• [The problem]: Copy out each line of the material below that holds the string "JSON".
** begin Data shown **
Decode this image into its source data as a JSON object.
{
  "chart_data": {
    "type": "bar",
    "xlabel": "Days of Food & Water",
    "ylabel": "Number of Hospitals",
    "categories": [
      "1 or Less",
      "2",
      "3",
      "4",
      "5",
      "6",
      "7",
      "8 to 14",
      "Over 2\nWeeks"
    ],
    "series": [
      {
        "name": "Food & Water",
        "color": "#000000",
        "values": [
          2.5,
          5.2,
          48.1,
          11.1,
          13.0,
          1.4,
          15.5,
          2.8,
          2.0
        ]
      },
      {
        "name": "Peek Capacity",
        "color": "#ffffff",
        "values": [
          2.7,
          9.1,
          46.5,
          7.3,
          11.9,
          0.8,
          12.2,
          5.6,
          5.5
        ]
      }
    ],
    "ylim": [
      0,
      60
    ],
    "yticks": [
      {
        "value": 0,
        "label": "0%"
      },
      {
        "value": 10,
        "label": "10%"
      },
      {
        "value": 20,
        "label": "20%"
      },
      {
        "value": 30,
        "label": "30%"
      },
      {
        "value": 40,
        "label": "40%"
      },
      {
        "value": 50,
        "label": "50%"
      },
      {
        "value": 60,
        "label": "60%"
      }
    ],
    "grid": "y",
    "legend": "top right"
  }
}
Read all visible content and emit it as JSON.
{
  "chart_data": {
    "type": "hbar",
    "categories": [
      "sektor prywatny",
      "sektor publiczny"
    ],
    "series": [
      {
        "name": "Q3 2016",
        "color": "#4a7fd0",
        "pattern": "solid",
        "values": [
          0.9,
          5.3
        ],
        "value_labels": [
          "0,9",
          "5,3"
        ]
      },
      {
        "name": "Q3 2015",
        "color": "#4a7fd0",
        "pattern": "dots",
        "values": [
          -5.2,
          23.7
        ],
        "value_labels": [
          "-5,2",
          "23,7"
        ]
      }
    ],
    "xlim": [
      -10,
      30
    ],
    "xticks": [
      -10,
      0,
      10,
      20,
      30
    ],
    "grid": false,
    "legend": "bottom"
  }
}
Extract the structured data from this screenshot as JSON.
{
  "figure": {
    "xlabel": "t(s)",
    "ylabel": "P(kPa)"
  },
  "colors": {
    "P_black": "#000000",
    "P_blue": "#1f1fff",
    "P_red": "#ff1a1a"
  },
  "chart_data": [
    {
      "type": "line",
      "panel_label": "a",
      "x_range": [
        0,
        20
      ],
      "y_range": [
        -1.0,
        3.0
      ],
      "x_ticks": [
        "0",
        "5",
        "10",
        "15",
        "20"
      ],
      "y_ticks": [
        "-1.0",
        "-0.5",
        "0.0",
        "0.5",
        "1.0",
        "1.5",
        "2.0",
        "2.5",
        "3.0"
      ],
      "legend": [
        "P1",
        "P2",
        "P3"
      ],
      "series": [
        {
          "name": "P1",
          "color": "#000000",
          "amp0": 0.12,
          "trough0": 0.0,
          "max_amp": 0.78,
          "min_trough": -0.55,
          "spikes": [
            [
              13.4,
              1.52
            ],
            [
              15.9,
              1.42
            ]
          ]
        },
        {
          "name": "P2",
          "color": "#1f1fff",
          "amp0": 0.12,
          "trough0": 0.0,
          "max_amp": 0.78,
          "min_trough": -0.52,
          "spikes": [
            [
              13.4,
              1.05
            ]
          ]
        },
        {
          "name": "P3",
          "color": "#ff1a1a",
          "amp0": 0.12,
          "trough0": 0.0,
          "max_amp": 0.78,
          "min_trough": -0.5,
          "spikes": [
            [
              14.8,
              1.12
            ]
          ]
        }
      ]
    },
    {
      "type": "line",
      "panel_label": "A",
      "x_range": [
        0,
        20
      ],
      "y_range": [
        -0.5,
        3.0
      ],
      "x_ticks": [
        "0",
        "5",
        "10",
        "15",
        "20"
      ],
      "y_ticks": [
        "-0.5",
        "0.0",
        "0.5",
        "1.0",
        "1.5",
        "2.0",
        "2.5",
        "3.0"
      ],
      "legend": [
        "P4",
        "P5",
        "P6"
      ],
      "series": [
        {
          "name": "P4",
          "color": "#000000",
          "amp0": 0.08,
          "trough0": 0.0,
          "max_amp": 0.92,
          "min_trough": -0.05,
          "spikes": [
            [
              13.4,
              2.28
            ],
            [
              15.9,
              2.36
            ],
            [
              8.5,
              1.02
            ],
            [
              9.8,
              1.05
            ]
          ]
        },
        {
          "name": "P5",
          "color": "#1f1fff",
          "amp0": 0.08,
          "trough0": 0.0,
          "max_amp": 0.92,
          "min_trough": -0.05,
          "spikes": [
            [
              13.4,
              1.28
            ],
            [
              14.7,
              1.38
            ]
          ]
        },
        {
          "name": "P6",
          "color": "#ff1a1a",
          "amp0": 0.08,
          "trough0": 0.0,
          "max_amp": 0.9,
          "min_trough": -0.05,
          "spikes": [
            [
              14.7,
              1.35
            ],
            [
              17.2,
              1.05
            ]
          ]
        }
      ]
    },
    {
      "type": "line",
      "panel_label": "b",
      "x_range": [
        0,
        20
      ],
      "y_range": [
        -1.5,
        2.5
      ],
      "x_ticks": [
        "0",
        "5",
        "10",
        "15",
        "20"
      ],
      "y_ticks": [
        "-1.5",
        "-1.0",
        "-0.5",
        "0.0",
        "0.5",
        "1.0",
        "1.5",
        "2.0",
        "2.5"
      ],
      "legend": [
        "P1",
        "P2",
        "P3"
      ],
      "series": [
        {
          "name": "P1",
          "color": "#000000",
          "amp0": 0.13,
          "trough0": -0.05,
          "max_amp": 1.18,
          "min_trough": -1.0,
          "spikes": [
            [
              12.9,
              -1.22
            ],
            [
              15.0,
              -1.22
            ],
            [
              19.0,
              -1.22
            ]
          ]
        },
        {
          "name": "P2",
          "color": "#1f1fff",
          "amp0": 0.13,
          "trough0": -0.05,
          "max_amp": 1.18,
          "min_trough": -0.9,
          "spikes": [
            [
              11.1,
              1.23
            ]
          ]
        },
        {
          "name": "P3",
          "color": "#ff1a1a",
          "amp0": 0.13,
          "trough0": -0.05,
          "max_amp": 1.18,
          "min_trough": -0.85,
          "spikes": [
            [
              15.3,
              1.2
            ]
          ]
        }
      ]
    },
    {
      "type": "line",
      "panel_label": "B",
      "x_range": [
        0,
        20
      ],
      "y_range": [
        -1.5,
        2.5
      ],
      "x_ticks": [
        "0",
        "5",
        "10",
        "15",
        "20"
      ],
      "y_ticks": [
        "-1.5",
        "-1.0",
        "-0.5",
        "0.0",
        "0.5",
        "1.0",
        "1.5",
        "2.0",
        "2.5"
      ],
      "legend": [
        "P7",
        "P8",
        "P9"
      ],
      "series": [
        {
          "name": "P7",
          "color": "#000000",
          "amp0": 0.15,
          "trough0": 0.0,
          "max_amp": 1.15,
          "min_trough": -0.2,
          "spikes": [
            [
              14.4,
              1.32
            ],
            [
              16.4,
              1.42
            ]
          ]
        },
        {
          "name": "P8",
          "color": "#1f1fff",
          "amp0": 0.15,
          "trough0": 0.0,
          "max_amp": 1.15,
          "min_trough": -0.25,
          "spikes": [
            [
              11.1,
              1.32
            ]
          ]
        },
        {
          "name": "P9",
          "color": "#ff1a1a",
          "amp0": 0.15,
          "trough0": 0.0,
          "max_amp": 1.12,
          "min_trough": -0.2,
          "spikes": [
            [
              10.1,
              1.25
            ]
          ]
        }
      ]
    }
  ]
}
** end Data shown **
• [Exercise answer]:
Decode this image into its source data as a JSON object.
Read all visible content and emit it as JSON.
Extract the structured data from this screenshot as JSON.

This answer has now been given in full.